### Written problem
Write out each line in which the string "области" is present.

### Data extract
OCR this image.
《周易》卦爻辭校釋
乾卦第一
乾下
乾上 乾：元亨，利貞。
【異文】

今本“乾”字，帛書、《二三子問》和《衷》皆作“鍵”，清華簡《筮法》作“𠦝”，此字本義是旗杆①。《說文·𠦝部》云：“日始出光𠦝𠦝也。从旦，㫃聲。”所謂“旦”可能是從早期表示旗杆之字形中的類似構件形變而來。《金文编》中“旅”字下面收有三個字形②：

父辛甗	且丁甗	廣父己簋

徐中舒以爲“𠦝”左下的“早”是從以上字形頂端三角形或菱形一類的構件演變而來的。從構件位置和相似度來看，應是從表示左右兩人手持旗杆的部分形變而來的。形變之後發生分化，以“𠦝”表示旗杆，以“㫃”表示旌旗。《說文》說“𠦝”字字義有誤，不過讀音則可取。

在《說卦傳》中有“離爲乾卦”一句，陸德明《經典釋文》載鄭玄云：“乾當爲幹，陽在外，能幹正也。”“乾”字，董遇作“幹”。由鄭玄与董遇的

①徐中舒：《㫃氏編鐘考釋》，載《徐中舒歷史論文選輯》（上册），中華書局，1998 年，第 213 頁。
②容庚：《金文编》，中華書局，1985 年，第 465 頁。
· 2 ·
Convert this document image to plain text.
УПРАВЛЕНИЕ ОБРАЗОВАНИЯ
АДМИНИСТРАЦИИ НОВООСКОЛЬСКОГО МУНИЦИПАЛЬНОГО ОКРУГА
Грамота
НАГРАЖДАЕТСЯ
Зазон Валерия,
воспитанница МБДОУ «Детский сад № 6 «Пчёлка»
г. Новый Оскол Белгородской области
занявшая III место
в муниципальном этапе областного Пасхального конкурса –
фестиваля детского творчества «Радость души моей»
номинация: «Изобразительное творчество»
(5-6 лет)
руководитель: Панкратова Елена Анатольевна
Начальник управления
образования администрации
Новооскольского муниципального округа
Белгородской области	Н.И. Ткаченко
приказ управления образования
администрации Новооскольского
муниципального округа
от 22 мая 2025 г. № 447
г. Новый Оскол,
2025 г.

### Output
г. Новый Оскол Белгородской области
Белгородской области	Н.И. Ткаченко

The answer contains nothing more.